§ **TEXT EXCERPT**:
□ □ □ □ □ □ □

Úrvalsdeild
- Season: 2000
- Dates: 16 May – 16 September 2000
- Champions: KR (22nd title)
- Relegated: Stjarnan Leiftur
- Champions League: KR
- UEFA Cup: Fylkir
- Matches played: 90
- Goals scored: 255 (2.83 per match)
- Top goalscorer: 14 goals: Andri Sigþórsson Guðmundur Steinarsson
- Average attendance: 899

= 2000 Úrvalsdeild =

The 2000 season of Úrvalsdeild was the 89th season of league football in Iceland. KR defended their title. Stjarnan and Leiftur were relegated. The competition was known as Símadeild due to its sponsorship by Icelandic telecommunications company, Síminn.

KR's Andri Sigþórsson was the top scorer with 14 goals.

□ □ □ □ □ □ □

§ **ASSIGNED TASK A**: In the article on the 2000 Úrvalsdeild season, what was the competition called that year, and why?
§ **ASSIGNED TASK B**: Extend the article on the 2000 Úrvalsdeild season past its last sentence.

□ □ □ □ □ □ □

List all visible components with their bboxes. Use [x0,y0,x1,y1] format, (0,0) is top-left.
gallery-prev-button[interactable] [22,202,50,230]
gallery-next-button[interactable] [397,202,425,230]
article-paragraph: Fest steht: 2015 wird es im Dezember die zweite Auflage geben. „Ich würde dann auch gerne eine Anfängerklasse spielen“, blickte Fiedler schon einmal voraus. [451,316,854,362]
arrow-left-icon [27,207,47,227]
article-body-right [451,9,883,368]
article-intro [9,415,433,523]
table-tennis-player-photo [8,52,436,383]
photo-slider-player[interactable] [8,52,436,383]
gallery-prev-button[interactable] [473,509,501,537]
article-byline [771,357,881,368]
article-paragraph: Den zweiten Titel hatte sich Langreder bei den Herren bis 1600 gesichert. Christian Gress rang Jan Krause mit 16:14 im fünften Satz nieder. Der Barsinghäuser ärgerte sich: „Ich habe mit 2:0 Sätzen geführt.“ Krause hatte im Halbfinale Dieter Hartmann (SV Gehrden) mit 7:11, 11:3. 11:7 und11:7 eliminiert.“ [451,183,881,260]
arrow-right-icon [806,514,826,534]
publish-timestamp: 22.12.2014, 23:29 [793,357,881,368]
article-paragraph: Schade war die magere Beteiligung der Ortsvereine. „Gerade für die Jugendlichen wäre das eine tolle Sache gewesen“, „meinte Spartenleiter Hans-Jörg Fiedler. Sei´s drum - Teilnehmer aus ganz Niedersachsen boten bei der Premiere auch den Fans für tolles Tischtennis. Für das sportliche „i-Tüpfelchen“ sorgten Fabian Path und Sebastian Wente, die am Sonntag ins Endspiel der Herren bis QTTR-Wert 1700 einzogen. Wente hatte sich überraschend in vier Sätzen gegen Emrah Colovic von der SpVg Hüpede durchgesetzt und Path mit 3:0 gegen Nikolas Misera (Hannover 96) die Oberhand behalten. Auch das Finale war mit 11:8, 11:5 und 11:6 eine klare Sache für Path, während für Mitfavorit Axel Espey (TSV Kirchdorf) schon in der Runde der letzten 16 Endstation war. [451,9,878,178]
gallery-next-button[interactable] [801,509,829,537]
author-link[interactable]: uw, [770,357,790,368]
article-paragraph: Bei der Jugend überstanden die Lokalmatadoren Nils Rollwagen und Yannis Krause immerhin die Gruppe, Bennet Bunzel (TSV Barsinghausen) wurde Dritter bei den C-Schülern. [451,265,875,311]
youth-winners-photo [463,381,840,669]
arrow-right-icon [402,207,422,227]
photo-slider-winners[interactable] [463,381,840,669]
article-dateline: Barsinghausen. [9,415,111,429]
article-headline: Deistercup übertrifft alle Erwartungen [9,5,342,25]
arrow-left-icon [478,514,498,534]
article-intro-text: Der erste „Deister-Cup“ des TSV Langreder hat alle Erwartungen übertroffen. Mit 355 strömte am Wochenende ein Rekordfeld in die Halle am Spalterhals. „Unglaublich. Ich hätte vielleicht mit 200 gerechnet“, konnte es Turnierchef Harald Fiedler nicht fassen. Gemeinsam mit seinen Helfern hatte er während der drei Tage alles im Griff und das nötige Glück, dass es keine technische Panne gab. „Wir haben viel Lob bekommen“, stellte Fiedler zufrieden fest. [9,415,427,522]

□ □ □ □ □ □ □

§ **YOUR RESPONSE A**: It was called Símadeild because it was sponsored by the Icelandic telecommunications company Síminn.

§ **YOUR RESPONSE B**:
== Final league table ==

| Pos | Team | Pld | W | D | L | GF | GA | GD | Pts | Qualification or relegation |
| 1 | KR (C) | 18 | 11 | 4 | 3 | 27 | 14 | +13 | 37 | Qualification for the Champions League first qualifying round |
| 2 | Fylkir | 18 | 10 | 5 | 3 | 39 | 16 | +23 | 35 | Qualification for the UEFA Cup qualifying round |
| 3 | Grindavík | 18 | 8 | 6 | 4 | 25 | 18 | +7 | 30 | Qualification for the Intertoto Cup first round |
| 4 | ÍBV | 18 | 8 | 5 | 5 | 29 | 17 | +12 | 29 |  |
| 5 | ÍA | 18 | 7 | 5 | 6 | 21 | 17 | +4 | 26 | Qualification for the UEFA Cup qualifying round |
| 6 | Keflavík | 18 | 4 | 7 | 7 | 21 | 35 | −14 | 19 |  |
| 7 | Breiðablik | 18 | 5 | 3 | 10 | 29 | 35 | −6 | 18 |
| 8 | Fram | 18 | 4 | 5 | 9 | 22 | 33 | −11 | 17 |
| 9 | Stjarnan (R) | 18 | 4 | 5 | 9 | 18 | 31 | −13 | 17 | Relegation to 1. deild karla |
| 10 | Leiftur (R) | 18 | 3 | 7 | 8 | 24 | 39 | −15 | 16 |

| 2000 Símadeild winners |
|---|
| KR 22nd title |

==Results==
Each team played every opponent once home and away for a total of 18 matches.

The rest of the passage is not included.